Copy, from the entries below, each line in which the string "text" appears.

+--

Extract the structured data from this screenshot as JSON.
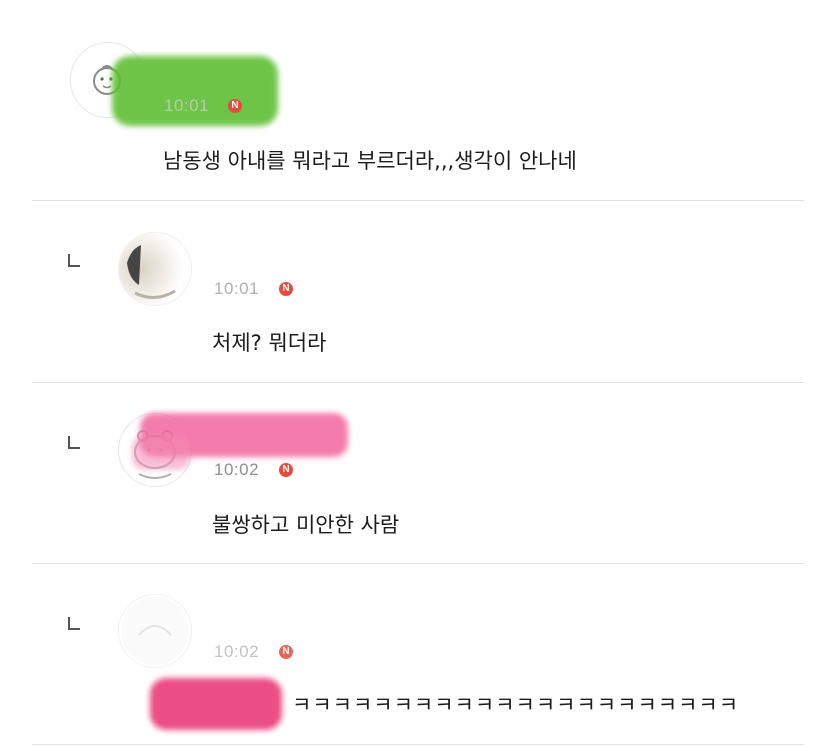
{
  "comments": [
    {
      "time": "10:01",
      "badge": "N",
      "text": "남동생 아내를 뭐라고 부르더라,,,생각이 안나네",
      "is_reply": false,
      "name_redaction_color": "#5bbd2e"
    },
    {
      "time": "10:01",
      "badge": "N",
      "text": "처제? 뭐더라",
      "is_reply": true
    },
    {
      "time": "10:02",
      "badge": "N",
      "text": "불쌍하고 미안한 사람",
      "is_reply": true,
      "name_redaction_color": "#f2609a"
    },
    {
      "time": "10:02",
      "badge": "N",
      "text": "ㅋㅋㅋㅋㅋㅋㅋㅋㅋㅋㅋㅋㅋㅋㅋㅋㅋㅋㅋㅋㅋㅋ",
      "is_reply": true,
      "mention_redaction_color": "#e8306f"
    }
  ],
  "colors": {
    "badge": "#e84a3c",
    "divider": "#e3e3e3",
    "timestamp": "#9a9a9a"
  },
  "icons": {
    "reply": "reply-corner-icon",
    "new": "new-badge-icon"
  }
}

+--

* _RESULT FOR THIS TASK_:
      "text": "남동생 아내를 뭐라고 부르더라,,,생각이 안나네",
      "text": "처제? 뭐더라",
      "text": "불쌍하고 미안한 사람",
      "text": "ㅋㅋㅋㅋㅋㅋㅋㅋㅋㅋㅋㅋㅋㅋㅋㅋㅋㅋㅋㅋㅋㅋ",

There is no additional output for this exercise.